Données enregistrées
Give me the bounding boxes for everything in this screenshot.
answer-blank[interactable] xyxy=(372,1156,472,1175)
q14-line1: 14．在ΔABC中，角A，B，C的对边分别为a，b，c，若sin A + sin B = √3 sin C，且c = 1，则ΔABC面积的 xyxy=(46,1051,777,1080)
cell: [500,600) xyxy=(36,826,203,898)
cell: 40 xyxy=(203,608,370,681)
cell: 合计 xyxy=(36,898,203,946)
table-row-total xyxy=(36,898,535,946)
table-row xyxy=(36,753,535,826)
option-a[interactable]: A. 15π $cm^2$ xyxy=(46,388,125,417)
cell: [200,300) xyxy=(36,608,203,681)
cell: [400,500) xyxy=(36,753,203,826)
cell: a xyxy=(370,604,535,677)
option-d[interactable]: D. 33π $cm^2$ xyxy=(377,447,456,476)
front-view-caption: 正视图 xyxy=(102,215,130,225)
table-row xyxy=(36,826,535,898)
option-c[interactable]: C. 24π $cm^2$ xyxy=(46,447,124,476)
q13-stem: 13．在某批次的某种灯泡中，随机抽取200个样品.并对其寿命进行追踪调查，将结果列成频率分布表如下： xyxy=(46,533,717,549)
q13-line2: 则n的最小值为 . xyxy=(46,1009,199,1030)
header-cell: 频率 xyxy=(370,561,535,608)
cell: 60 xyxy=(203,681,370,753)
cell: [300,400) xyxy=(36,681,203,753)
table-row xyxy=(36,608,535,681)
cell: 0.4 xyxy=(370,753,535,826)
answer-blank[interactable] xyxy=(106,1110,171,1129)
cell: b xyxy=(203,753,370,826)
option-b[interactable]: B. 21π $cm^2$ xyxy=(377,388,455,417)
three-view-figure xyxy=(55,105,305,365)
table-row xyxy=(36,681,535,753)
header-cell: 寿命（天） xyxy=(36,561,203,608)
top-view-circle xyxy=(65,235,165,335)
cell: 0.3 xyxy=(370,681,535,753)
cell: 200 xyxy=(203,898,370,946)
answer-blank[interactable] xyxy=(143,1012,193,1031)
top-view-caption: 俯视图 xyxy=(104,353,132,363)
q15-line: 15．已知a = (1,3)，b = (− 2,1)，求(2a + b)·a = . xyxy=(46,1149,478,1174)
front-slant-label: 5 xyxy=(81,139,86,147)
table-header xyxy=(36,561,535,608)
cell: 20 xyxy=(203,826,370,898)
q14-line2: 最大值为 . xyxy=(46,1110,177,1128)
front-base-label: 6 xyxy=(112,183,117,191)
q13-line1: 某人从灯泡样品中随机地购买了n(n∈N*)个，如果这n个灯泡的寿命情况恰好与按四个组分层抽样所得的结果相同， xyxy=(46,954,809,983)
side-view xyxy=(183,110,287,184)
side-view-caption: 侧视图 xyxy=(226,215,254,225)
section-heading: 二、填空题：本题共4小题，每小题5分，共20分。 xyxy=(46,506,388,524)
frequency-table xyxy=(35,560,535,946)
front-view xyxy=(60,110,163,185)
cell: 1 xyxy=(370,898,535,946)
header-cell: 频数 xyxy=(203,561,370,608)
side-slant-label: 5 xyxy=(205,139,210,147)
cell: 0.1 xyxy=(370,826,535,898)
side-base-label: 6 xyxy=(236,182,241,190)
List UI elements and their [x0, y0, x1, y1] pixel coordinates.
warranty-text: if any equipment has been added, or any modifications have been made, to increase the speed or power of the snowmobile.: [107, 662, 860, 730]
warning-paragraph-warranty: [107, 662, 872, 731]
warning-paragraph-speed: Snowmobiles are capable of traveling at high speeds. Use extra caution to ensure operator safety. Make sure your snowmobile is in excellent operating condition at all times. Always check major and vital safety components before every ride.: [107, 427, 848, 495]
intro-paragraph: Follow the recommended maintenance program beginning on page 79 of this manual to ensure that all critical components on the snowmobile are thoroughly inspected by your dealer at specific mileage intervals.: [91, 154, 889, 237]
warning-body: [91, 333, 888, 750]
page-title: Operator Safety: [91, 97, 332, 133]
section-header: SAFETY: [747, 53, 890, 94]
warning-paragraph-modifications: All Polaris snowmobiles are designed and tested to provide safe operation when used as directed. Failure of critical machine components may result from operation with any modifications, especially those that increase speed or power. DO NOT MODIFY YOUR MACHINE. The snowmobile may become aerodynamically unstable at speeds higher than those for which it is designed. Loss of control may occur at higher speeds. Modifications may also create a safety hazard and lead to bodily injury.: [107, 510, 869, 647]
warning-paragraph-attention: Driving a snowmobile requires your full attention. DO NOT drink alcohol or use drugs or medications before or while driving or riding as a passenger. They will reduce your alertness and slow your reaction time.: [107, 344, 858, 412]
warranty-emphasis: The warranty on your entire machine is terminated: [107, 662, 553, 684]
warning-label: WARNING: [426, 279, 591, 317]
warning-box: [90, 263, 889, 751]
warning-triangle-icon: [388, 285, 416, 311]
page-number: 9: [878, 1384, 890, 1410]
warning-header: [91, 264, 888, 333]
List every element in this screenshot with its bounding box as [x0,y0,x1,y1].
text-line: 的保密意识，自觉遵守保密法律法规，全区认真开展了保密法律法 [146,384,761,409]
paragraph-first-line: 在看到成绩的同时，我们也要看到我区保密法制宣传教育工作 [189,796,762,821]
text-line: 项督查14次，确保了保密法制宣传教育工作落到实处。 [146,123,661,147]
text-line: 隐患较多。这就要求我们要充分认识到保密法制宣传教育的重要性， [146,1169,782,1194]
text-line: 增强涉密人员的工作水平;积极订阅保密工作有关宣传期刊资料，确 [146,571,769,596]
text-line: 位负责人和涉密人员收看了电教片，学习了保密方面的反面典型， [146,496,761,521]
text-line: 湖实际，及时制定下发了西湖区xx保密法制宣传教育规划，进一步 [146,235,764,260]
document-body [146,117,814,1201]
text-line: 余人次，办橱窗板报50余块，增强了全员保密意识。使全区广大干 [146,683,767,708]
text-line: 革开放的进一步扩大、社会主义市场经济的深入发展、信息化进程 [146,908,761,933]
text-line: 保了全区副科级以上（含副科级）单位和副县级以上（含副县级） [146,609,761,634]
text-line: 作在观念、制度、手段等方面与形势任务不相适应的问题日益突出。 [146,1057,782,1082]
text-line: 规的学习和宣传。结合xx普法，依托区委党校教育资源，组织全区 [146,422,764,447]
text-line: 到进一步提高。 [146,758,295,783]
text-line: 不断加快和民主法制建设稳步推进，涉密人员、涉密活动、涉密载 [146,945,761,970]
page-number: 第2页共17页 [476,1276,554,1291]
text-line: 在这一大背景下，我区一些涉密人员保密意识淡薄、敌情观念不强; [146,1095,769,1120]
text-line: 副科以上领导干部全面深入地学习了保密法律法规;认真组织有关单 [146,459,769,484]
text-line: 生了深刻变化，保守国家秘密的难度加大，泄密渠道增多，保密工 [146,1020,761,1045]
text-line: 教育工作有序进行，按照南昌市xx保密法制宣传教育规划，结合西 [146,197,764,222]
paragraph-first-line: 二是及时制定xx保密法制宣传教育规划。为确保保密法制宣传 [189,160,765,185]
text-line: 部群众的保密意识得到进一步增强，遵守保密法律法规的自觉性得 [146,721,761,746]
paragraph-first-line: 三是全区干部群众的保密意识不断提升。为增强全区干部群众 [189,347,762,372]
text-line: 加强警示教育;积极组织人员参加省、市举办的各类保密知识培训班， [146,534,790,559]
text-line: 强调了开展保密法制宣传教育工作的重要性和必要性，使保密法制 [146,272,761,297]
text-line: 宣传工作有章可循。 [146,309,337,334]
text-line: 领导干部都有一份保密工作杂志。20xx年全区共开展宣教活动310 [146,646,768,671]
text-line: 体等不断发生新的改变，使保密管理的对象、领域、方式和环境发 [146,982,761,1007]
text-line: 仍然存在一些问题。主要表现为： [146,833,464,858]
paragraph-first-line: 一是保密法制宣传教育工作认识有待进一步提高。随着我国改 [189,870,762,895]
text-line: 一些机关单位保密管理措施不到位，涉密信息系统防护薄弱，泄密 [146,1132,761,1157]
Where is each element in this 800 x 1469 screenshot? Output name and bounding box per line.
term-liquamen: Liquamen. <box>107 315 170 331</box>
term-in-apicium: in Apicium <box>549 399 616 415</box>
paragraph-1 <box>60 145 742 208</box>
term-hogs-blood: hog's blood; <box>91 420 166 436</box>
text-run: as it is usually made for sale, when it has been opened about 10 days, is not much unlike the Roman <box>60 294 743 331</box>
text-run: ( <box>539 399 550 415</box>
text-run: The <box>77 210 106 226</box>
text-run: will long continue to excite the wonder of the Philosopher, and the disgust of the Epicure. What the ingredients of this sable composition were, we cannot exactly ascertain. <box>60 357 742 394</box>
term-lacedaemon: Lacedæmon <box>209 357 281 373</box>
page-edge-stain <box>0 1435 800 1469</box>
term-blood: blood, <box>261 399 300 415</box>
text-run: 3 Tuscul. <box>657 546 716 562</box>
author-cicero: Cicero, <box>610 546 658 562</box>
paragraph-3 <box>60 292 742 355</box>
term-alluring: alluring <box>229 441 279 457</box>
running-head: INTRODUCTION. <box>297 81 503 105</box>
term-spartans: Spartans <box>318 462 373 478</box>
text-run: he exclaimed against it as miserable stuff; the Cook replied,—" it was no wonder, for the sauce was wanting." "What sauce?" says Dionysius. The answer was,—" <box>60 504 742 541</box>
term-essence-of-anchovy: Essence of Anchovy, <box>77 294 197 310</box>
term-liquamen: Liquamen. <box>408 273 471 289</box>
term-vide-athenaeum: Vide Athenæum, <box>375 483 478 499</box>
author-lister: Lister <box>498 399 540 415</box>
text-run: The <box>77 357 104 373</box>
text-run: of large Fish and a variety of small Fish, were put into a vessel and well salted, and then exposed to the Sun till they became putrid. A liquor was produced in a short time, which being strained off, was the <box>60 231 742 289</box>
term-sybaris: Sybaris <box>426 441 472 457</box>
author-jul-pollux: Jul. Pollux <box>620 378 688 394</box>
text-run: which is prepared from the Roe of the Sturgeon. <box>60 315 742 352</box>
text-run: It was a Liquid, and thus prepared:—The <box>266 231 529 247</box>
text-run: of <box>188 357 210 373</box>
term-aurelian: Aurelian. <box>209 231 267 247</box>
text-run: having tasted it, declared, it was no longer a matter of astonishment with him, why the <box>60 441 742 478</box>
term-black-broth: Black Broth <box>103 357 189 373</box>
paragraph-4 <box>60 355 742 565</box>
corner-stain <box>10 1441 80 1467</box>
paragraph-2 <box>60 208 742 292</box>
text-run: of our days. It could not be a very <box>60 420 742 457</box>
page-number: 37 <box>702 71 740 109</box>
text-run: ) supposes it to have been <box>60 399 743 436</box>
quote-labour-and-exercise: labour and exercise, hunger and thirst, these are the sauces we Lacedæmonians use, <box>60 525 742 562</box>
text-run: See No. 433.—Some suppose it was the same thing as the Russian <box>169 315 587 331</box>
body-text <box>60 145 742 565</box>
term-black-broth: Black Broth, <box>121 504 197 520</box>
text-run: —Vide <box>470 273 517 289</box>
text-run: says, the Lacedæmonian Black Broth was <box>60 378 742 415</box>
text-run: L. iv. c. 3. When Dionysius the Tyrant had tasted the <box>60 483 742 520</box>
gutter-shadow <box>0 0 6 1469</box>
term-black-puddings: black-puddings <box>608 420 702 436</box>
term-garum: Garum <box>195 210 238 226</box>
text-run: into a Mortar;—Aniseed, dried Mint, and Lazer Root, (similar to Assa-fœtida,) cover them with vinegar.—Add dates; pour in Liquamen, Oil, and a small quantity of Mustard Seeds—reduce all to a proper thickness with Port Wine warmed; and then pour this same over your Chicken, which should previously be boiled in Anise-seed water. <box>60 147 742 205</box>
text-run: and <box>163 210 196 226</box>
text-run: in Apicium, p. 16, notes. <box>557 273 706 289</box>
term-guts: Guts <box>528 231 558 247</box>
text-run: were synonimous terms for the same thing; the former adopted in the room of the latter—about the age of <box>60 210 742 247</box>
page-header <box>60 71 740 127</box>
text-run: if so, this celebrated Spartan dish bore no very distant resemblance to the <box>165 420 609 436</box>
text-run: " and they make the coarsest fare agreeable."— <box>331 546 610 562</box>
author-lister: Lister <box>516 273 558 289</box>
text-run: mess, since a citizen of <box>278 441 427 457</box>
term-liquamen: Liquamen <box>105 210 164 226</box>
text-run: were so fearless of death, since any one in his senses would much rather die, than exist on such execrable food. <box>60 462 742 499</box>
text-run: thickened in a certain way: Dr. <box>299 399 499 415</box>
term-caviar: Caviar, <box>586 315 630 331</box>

Travail à réaliser
Reproduisez mot pour mot les lignes ci-dessus, en commençant par la toute première et en terminant par celle qui contient « option-c[interactable]: C. 24π », cette dernière incluse.

Réponse complète
Give me the bounding boxes for everything in this screenshot.
answer-blank[interactable] xyxy=(372,1156,472,1175)
q14-line1: 14．在ΔABC中，角A，B，C的对边分别为a，b，c，若sin A + sin B = √3 sin C，且c = 1，则ΔABC面积的 xyxy=(46,1051,777,1080)
cell: [500,600) xyxy=(36,826,203,898)
cell: 40 xyxy=(203,608,370,681)
cell: 合计 xyxy=(36,898,203,946)
table-row-total xyxy=(36,898,535,946)
table-row xyxy=(36,753,535,826)
option-a[interactable]: A. 15π $cm^2$ xyxy=(46,388,125,417)
cell: [200,300) xyxy=(36,608,203,681)
cell: [400,500) xyxy=(36,753,203,826)
cell: a xyxy=(370,604,535,677)
option-d[interactable]: D. 33π $cm^2$ xyxy=(377,447,456,476)
front-view-caption: 正视图 xyxy=(102,215,130,225)
table-row xyxy=(36,826,535,898)
option-c[interactable]: C. 24π $cm^2$ xyxy=(46,447,124,476)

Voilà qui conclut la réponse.